=== Provided data ===

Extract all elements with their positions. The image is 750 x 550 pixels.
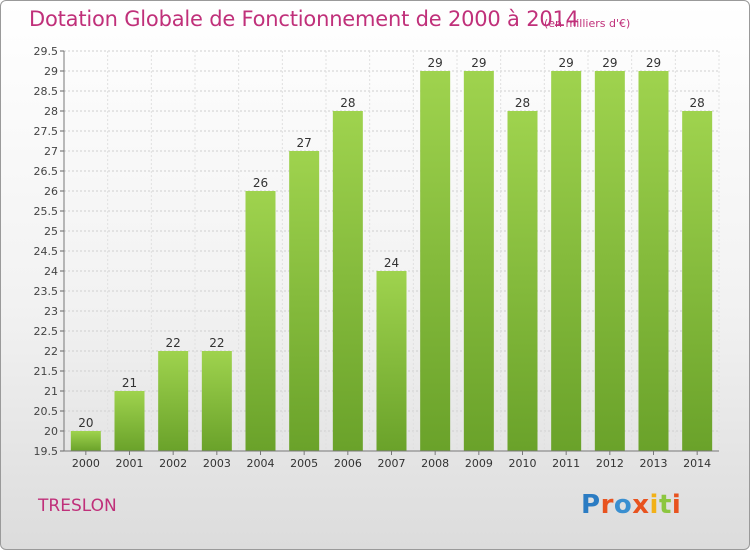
x-tick-label: 2001 bbox=[116, 457, 144, 470]
logo-letter: o bbox=[613, 490, 633, 520]
bar-2001 bbox=[114, 391, 145, 451]
bar-value-label: 21 bbox=[122, 376, 137, 390]
y-tick-label: 29.5 bbox=[34, 45, 59, 58]
y-tick-label: 27.5 bbox=[34, 125, 59, 138]
bar-2007 bbox=[376, 271, 407, 451]
bar-2014 bbox=[682, 111, 713, 451]
y-tick-label: 23.5 bbox=[34, 285, 59, 298]
x-tick-label: 2000 bbox=[72, 457, 100, 470]
bar-value-label: 29 bbox=[602, 56, 617, 70]
y-tick-label: 23 bbox=[44, 305, 58, 318]
bar-value-label: 28 bbox=[340, 96, 355, 110]
y-tick-label: 26 bbox=[44, 185, 58, 198]
y-tick-label: 28.5 bbox=[34, 85, 59, 98]
bar-2006 bbox=[332, 111, 363, 451]
bar-2005 bbox=[289, 151, 320, 451]
bar-2003 bbox=[201, 351, 232, 451]
x-tick-label: 2002 bbox=[159, 457, 187, 470]
x-tick-label: 2007 bbox=[378, 457, 406, 470]
y-tick-label: 22 bbox=[44, 345, 58, 358]
chart-unit: (en milliers d'€) bbox=[544, 17, 631, 30]
bar-2013 bbox=[638, 71, 669, 451]
bar-value-label: 29 bbox=[646, 56, 661, 70]
x-tick-label: 2004 bbox=[247, 457, 275, 470]
y-tick-label: 26.5 bbox=[34, 165, 59, 178]
bar-2010 bbox=[507, 111, 538, 451]
bar-2009 bbox=[463, 71, 494, 451]
x-tick-label: 2012 bbox=[596, 457, 624, 470]
bar-value-label: 29 bbox=[471, 56, 486, 70]
proxiti-logo: Proxiti bbox=[581, 490, 681, 520]
bar-2011 bbox=[551, 71, 582, 451]
bar-2000 bbox=[70, 431, 101, 451]
logo-letter: r bbox=[600, 490, 614, 520]
y-tick-label: 19.5 bbox=[34, 445, 59, 458]
x-tick-label: 2014 bbox=[683, 457, 711, 470]
y-tick-label: 24 bbox=[44, 265, 58, 278]
y-tick-label: 21.5 bbox=[34, 365, 59, 378]
bar-2004 bbox=[245, 191, 276, 451]
x-tick-label: 2005 bbox=[290, 457, 318, 470]
x-tick-label: 2006 bbox=[334, 457, 362, 470]
y-tick-label: 25 bbox=[44, 225, 58, 238]
y-tick-label: 21 bbox=[44, 385, 58, 398]
bar-value-label: 24 bbox=[384, 256, 399, 270]
commune-name: TRESLON bbox=[38, 496, 117, 516]
logo-letter: x bbox=[632, 490, 650, 520]
bar-value-label: 26 bbox=[253, 176, 268, 190]
x-tick-label: 2009 bbox=[465, 457, 493, 470]
bar-value-label: 22 bbox=[209, 336, 224, 350]
bar-value-label: 29 bbox=[559, 56, 574, 70]
bar-value-label: 28 bbox=[690, 96, 705, 110]
logo-letter: t bbox=[658, 490, 672, 520]
logo-letter: i bbox=[671, 490, 682, 520]
bar-value-label: 28 bbox=[515, 96, 530, 110]
bar-2002 bbox=[158, 351, 189, 451]
bar-value-label: 27 bbox=[297, 136, 312, 150]
x-tick-label: 2008 bbox=[421, 457, 449, 470]
y-tick-label: 25.5 bbox=[34, 205, 59, 218]
bar-value-label: 29 bbox=[428, 56, 443, 70]
bar-2008 bbox=[420, 71, 451, 451]
bar-value-label: 22 bbox=[166, 336, 181, 350]
chart-title: Dotation Globale de Fonctionnement de 20… bbox=[29, 7, 579, 31]
x-tick-label: 2013 bbox=[640, 457, 668, 470]
x-tick-label: 2010 bbox=[509, 457, 537, 470]
y-tick-label: 22.5 bbox=[34, 325, 59, 338]
y-tick-label: 20 bbox=[44, 425, 58, 438]
x-tick-label: 2011 bbox=[552, 457, 580, 470]
y-tick-label: 24.5 bbox=[34, 245, 59, 258]
y-tick-label: 27 bbox=[44, 145, 58, 158]
y-tick-label: 28 bbox=[44, 105, 58, 118]
x-tick-label: 2003 bbox=[203, 457, 231, 470]
bar-value-label: 20 bbox=[78, 416, 93, 430]
logo-letter: i bbox=[649, 490, 659, 520]
y-tick-label: 29 bbox=[44, 65, 58, 78]
logo-letter: P bbox=[581, 490, 601, 520]
y-tick-label: 20.5 bbox=[34, 405, 59, 418]
bar-2012 bbox=[594, 71, 625, 451]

===

■ Objective:
Reproduce every line of the items above word for word, leaving out the pictures.

■ Result of the exercise:
Extract all elements with their positions. The image is 750 x 550 pixels.
x-tick-label: 2001 bbox=[116, 457, 144, 470]
logo-letter: o bbox=[613, 490, 633, 520]
bar-2001 bbox=[114, 391, 145, 451]
bar-value-label: 21 bbox=[122, 376, 137, 390]
y-tick-label: 29.5 bbox=[34, 45, 59, 58]
y-tick-label: 27.5 bbox=[34, 125, 59, 138]
bar-2007 bbox=[376, 271, 407, 451]
bar-2014 bbox=[682, 111, 713, 451]
y-tick-label: 23.5 bbox=[34, 285, 59, 298]
x-tick-label: 2000 bbox=[72, 457, 100, 470]
bar-value-label: 29 bbox=[602, 56, 617, 70]
y-tick-label: 23 bbox=[44, 305, 58, 318]
bar-value-label: 28 bbox=[340, 96, 355, 110]
y-tick-label: 26 bbox=[44, 185, 58, 198]
y-tick-label: 28.5 bbox=[34, 85, 59, 98]
bar-2006 bbox=[332, 111, 363, 451]
bar-2005 bbox=[289, 151, 320, 451]
bar-2003 bbox=[201, 351, 232, 451]
x-tick-label: 2002 bbox=[159, 457, 187, 470]
x-tick-label: 2007 bbox=[378, 457, 406, 470]
y-tick-label: 22 bbox=[44, 345, 58, 358]
chart-unit: (en milliers d'€) bbox=[544, 17, 631, 30]
bar-2013 bbox=[638, 71, 669, 451]
bar-value-label: 29 bbox=[646, 56, 661, 70]
x-tick-label: 2004 bbox=[247, 457, 275, 470]
y-tick-label: 26.5 bbox=[34, 165, 59, 178]
bar-2010 bbox=[507, 111, 538, 451]
bar-2009 bbox=[463, 71, 494, 451]
x-tick-label: 2012 bbox=[596, 457, 624, 470]
bar-value-label: 29 bbox=[471, 56, 486, 70]
proxiti-logo: Proxiti bbox=[581, 490, 681, 520]
bar-2011 bbox=[551, 71, 582, 451]
bar-2000 bbox=[70, 431, 101, 451]
logo-letter: r bbox=[600, 490, 614, 520]
y-tick-label: 19.5 bbox=[34, 445, 59, 458]
x-tick-label: 2014 bbox=[683, 457, 711, 470]
y-tick-label: 24 bbox=[44, 265, 58, 278]
y-tick-label: 21.5 bbox=[34, 365, 59, 378]
bar-2004 bbox=[245, 191, 276, 451]
x-tick-label: 2005 bbox=[290, 457, 318, 470]
x-tick-label: 2006 bbox=[334, 457, 362, 470]
y-tick-label: 25 bbox=[44, 225, 58, 238]
y-tick-label: 21 bbox=[44, 385, 58, 398]
bar-value-label: 24 bbox=[384, 256, 399, 270]
commune-name: TRESLON bbox=[38, 496, 117, 516]
logo-letter: x bbox=[632, 490, 650, 520]
bar-value-label: 26 bbox=[253, 176, 268, 190]
x-tick-label: 2009 bbox=[465, 457, 493, 470]
bar-value-label: 22 bbox=[209, 336, 224, 350]
bar-value-label: 29 bbox=[559, 56, 574, 70]
bar-value-label: 28 bbox=[690, 96, 705, 110]
logo-letter: t bbox=[658, 490, 672, 520]
logo-letter: i bbox=[671, 490, 682, 520]
bar-value-label: 28 bbox=[515, 96, 530, 110]
bar-2002 bbox=[158, 351, 189, 451]
bar-value-label: 27 bbox=[297, 136, 312, 150]
x-tick-label: 2008 bbox=[421, 457, 449, 470]
y-tick-label: 25.5 bbox=[34, 205, 59, 218]
bar-value-label: 29 bbox=[428, 56, 443, 70]
bar-2008 bbox=[420, 71, 451, 451]
bar-value-label: 22 bbox=[166, 336, 181, 350]
chart-title: Dotation Globale de Fonctionnement de 20… bbox=[29, 7, 579, 31]
x-tick-label: 2013 bbox=[640, 457, 668, 470]
x-tick-label: 2010 bbox=[509, 457, 537, 470]
y-tick-label: 22.5 bbox=[34, 325, 59, 338]
y-tick-label: 20 bbox=[44, 425, 58, 438]
x-tick-label: 2011 bbox=[552, 457, 580, 470]
y-tick-label: 24.5 bbox=[34, 245, 59, 258]
y-tick-label: 27 bbox=[44, 145, 58, 158]
y-tick-label: 28 bbox=[44, 105, 58, 118]
x-tick-label: 2003 bbox=[203, 457, 231, 470]
bar-value-label: 20 bbox=[78, 416, 93, 430]
logo-letter: i bbox=[649, 490, 659, 520]
y-tick-label: 29 bbox=[44, 65, 58, 78]
logo-letter: P bbox=[581, 490, 601, 520]
y-tick-label: 20.5 bbox=[34, 405, 59, 418]
bar-2012 bbox=[594, 71, 625, 451]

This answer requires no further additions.